Goal: Identify every line in the records below that contains the word "marrow", and copy each of those lines.

Dataset:
________________________
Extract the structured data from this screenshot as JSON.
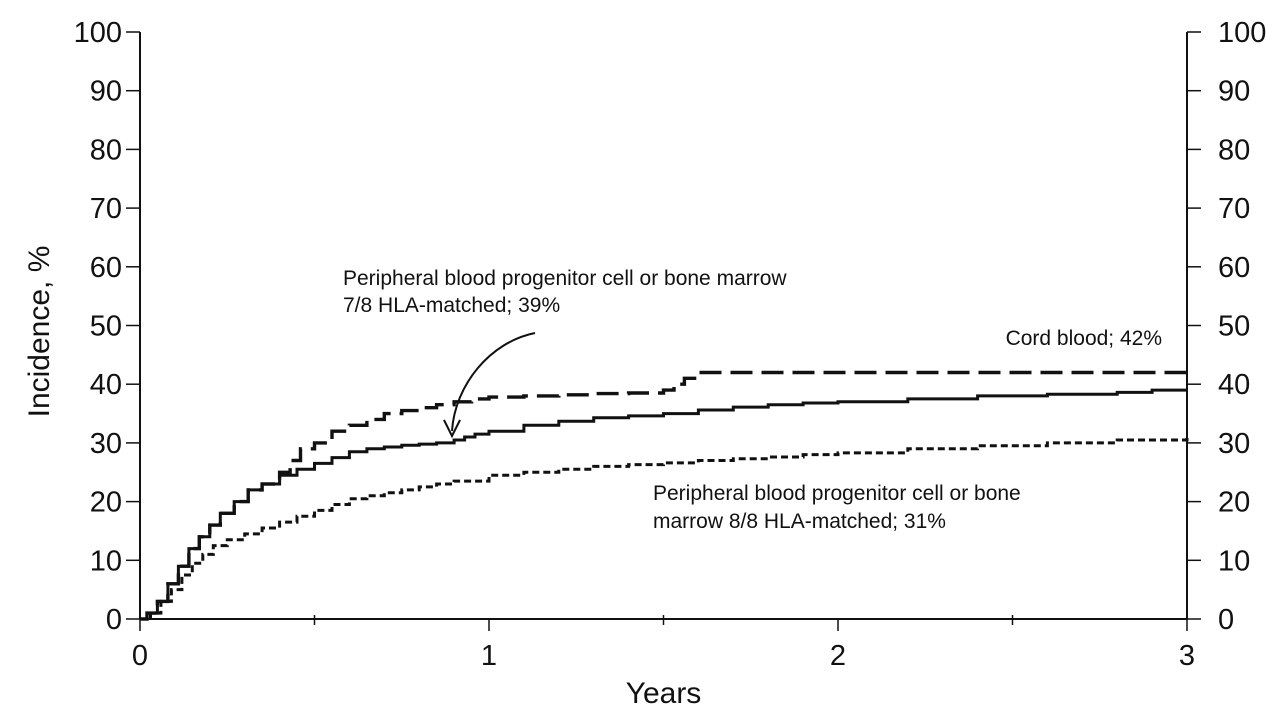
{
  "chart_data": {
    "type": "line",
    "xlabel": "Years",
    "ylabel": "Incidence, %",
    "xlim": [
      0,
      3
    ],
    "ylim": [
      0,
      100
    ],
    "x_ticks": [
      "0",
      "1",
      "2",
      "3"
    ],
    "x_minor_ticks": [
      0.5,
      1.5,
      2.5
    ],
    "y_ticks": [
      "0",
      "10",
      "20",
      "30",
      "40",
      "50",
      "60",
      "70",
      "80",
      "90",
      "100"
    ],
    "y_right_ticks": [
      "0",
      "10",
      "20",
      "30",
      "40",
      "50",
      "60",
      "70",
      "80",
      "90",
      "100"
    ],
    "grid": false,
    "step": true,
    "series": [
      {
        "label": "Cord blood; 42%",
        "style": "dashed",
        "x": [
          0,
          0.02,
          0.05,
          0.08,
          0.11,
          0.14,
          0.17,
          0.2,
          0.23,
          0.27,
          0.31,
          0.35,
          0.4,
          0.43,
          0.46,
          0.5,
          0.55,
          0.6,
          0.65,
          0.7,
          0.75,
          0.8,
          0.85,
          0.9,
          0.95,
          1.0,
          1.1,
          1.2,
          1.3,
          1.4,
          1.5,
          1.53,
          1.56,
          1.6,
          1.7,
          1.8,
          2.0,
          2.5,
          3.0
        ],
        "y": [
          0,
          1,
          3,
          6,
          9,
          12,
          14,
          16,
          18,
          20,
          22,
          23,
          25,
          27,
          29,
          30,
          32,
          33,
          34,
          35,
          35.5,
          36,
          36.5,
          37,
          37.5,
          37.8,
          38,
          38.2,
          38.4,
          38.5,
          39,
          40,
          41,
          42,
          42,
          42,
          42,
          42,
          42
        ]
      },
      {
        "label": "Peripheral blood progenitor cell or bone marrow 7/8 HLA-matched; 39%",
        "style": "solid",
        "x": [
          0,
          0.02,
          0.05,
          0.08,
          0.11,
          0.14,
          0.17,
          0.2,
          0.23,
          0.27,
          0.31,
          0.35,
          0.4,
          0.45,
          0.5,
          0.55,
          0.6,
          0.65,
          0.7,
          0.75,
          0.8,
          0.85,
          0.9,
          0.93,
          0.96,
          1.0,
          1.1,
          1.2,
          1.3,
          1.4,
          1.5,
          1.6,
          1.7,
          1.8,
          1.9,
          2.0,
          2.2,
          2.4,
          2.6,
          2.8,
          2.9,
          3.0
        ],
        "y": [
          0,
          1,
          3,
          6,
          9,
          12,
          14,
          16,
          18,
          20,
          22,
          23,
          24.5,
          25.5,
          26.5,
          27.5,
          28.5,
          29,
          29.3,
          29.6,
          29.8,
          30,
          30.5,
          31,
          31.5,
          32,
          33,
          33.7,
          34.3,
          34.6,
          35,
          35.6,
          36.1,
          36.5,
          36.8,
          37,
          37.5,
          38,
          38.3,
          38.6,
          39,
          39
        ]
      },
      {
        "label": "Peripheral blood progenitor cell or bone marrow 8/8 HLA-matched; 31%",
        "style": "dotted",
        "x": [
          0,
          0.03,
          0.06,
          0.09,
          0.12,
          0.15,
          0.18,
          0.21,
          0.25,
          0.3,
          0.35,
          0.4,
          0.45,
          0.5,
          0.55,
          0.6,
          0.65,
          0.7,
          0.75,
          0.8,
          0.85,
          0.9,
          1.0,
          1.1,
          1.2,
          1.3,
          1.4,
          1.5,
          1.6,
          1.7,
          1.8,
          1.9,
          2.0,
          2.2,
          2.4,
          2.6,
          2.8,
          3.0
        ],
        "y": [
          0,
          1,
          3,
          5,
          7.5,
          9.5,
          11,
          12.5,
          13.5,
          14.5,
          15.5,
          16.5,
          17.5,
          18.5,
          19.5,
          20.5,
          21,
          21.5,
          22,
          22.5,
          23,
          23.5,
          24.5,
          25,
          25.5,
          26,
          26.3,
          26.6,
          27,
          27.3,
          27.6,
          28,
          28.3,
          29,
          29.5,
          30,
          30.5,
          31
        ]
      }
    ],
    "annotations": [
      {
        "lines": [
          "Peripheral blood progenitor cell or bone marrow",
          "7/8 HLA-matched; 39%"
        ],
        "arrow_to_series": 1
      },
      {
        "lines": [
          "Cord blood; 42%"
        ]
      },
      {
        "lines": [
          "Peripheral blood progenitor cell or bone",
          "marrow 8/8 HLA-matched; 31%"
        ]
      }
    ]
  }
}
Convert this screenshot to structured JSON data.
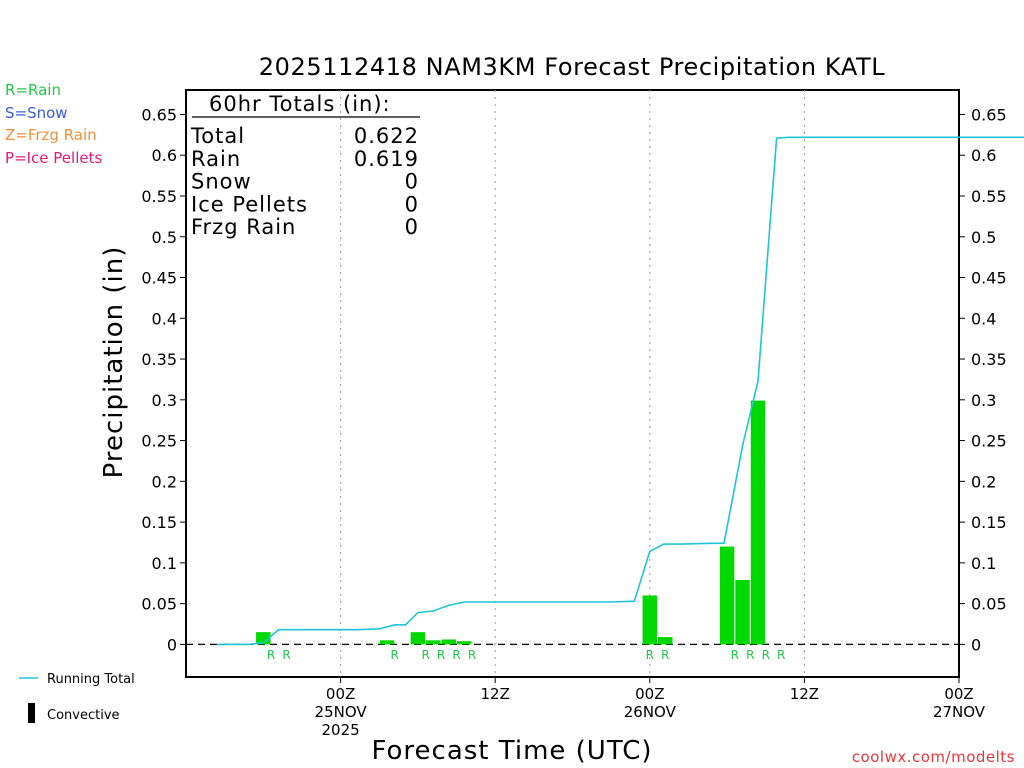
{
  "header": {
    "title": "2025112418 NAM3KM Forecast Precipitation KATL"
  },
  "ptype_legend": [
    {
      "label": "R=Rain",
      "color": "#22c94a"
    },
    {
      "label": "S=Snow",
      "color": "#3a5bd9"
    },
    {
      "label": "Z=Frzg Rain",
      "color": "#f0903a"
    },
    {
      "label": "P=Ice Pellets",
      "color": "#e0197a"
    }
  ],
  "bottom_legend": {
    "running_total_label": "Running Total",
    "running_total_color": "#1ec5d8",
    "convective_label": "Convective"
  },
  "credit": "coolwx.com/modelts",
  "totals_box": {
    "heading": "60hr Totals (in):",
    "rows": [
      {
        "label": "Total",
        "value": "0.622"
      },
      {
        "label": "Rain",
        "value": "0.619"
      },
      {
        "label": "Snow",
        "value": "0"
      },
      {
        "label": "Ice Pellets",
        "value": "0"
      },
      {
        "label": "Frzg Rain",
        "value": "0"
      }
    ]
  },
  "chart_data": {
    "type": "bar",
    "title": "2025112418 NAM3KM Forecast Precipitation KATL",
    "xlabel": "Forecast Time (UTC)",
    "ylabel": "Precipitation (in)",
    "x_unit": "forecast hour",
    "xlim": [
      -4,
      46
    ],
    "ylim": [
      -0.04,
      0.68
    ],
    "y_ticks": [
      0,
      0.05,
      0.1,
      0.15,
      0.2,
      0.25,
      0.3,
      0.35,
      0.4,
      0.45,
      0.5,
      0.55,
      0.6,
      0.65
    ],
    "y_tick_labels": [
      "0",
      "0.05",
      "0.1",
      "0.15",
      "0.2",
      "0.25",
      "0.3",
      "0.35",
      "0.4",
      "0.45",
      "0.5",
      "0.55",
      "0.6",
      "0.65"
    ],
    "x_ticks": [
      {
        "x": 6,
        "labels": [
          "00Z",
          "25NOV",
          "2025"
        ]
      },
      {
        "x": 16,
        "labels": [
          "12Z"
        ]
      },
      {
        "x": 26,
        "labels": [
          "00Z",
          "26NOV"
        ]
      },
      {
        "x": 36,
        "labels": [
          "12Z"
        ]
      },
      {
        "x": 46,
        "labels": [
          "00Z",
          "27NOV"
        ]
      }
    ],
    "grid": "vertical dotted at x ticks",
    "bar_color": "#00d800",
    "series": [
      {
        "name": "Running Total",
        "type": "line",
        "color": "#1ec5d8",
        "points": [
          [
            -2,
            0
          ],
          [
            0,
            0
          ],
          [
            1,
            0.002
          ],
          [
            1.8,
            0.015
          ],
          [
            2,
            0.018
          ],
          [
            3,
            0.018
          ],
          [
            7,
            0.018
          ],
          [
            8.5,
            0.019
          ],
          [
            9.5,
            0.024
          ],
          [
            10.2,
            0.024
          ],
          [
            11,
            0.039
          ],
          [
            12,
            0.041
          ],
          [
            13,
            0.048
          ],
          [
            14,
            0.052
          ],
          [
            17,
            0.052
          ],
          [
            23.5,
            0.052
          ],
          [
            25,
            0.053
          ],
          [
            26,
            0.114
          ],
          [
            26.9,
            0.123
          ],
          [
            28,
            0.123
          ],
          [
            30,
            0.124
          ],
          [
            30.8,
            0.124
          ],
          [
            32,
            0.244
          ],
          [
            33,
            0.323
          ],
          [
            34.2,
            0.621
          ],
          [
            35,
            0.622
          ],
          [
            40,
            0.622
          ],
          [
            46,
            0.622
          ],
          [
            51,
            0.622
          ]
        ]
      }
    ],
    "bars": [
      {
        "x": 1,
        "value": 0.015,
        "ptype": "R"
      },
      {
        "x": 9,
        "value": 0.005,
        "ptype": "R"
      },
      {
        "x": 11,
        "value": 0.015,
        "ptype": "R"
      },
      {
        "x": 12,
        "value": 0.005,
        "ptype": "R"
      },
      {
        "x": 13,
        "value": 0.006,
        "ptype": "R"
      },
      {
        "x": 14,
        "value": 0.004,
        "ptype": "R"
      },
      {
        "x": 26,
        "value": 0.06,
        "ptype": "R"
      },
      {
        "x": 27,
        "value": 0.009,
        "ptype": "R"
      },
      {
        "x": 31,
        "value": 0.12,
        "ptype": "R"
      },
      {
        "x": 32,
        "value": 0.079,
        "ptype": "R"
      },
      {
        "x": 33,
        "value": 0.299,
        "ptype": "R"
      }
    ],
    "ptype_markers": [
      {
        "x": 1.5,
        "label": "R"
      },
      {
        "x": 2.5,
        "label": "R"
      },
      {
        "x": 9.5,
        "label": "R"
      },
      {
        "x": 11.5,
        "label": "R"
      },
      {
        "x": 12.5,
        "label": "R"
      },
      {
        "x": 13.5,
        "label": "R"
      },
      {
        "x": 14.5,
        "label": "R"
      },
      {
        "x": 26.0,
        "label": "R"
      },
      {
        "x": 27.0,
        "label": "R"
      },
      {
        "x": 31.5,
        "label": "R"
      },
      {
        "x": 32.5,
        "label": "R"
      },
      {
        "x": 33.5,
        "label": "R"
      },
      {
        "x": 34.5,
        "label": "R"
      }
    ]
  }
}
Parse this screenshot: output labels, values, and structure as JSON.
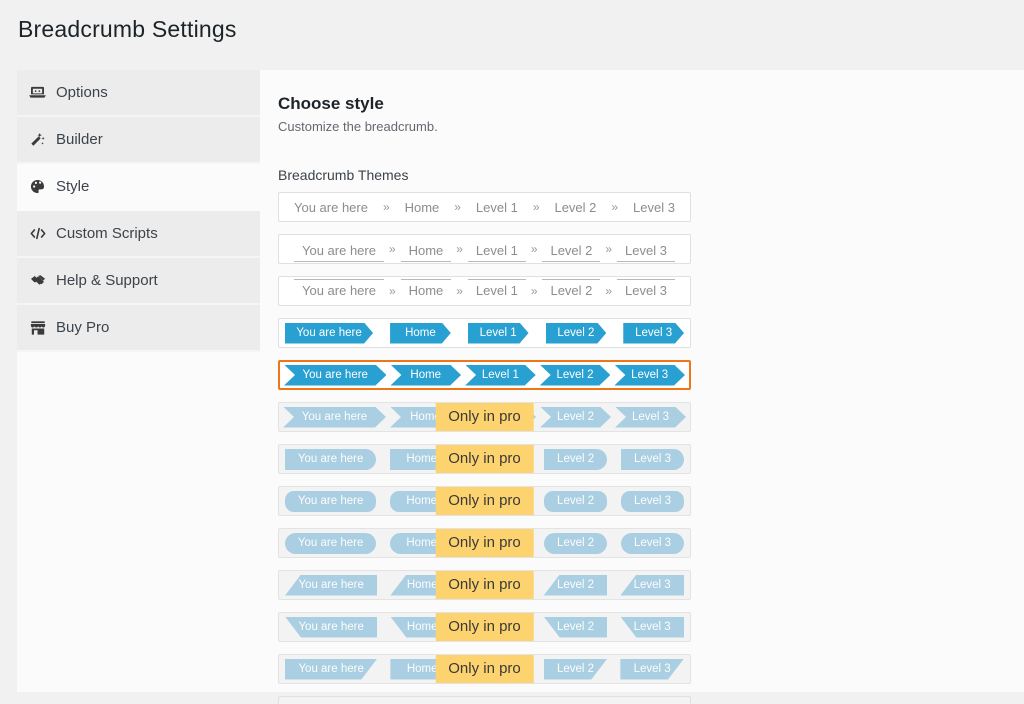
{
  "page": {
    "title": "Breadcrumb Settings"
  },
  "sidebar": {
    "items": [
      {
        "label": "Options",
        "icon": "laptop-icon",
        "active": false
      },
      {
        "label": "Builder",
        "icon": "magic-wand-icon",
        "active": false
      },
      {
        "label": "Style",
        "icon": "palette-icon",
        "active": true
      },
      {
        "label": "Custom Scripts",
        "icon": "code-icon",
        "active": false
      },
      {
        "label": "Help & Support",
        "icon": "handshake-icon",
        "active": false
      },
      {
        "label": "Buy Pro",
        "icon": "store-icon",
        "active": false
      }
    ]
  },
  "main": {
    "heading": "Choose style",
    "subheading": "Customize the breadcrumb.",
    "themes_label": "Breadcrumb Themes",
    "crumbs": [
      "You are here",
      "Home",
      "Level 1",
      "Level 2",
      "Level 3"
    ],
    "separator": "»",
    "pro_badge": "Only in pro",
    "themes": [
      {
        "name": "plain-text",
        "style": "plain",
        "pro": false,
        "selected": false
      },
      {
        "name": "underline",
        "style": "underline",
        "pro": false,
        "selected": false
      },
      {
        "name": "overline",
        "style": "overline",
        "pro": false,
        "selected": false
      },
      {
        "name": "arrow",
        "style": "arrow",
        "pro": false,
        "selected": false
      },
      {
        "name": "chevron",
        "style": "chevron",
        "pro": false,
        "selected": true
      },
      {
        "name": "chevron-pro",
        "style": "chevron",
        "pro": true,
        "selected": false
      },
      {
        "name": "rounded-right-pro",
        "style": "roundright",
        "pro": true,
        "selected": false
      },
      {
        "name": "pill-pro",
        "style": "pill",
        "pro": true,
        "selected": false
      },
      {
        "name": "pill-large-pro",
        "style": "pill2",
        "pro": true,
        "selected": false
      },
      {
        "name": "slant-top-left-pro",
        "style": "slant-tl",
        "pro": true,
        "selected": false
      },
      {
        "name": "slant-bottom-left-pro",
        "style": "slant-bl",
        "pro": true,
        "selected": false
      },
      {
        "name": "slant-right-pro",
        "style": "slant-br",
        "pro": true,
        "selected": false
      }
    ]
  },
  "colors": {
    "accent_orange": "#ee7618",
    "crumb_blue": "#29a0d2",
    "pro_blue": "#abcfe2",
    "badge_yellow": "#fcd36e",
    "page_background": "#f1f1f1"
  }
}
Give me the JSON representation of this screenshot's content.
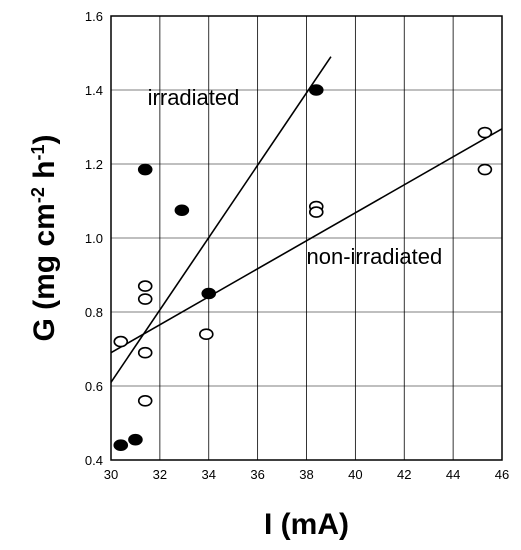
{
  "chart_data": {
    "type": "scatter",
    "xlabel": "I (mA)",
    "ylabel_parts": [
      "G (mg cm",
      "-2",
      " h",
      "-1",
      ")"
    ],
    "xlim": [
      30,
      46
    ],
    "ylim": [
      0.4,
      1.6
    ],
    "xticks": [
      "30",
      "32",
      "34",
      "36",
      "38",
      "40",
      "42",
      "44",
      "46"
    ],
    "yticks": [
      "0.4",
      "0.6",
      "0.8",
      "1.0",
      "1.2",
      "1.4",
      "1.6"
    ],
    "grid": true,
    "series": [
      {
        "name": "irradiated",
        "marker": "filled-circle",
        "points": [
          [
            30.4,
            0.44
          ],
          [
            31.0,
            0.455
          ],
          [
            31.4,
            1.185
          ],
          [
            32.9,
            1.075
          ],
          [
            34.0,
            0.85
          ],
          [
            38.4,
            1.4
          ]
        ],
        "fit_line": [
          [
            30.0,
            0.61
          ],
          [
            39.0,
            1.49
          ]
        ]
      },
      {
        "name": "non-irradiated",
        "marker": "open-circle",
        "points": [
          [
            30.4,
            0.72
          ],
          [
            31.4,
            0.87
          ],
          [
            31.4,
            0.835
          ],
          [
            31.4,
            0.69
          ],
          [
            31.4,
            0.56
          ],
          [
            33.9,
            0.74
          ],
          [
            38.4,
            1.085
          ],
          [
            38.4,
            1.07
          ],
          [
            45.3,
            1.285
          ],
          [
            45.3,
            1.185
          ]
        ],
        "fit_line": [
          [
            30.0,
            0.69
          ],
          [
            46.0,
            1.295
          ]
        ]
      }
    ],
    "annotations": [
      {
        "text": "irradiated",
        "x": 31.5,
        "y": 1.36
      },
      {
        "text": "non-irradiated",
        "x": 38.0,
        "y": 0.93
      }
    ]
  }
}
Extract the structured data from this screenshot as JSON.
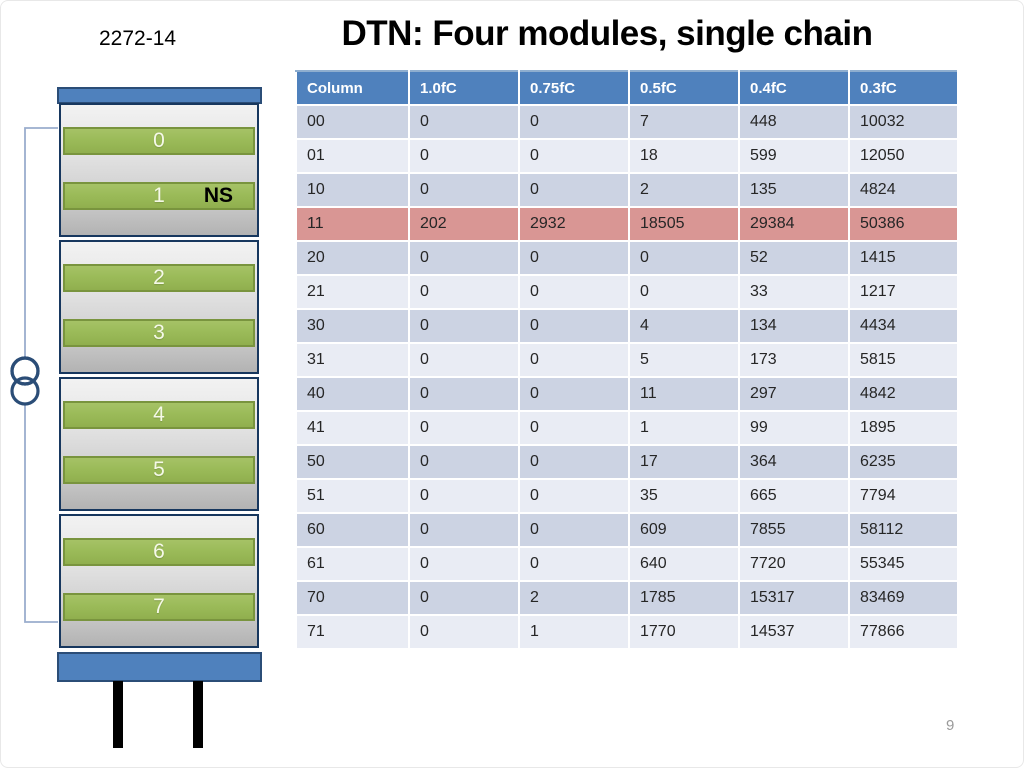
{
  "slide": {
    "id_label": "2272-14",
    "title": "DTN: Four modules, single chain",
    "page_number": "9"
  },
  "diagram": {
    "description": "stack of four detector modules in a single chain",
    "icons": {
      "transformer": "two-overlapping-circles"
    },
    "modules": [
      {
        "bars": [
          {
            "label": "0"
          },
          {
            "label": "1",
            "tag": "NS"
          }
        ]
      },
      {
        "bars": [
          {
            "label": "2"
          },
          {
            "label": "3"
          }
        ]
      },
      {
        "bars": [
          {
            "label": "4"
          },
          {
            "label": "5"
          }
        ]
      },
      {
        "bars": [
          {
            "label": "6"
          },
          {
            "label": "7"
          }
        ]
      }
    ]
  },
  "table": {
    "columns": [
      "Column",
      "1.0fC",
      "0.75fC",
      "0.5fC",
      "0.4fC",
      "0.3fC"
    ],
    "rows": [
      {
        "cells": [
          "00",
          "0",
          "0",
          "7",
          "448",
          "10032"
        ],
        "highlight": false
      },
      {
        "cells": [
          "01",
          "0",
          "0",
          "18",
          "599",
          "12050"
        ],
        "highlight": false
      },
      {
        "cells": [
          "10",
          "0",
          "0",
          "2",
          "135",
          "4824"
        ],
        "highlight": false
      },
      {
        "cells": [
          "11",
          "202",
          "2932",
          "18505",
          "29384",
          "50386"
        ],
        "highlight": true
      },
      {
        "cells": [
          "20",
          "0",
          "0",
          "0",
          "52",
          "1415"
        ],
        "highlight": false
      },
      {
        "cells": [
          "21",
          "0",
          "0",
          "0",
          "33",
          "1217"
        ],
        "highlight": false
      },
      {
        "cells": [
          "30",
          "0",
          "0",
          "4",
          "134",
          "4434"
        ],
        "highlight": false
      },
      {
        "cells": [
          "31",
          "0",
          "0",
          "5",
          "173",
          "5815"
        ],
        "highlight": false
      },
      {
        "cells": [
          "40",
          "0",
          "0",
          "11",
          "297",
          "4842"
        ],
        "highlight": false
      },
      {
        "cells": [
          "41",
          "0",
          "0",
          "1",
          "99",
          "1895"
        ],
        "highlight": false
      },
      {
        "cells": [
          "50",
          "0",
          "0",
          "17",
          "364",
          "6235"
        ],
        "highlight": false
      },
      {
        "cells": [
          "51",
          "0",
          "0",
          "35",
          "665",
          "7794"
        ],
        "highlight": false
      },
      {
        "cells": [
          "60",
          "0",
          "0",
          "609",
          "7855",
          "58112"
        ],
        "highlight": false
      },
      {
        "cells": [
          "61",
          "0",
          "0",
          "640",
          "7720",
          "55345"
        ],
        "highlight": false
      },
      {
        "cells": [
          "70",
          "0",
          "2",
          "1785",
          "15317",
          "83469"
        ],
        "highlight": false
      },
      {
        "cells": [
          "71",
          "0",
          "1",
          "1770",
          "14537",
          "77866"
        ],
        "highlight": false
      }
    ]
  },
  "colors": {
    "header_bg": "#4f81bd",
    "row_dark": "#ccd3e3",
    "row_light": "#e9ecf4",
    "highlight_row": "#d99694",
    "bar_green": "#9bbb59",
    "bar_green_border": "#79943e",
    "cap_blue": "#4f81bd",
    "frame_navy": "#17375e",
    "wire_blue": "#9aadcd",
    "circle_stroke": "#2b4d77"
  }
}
________________________
Result:
        "label": "Peripheral blood progenitor cell or bone marrow 7/8 HLA-matched; 39%",
        "label": "Peripheral blood progenitor cell or bone marrow 8/8 HLA-matched; 31%",
          "Peripheral blood progenitor cell or bone marrow",
          "marrow 8/8 HLA-matched; 31%"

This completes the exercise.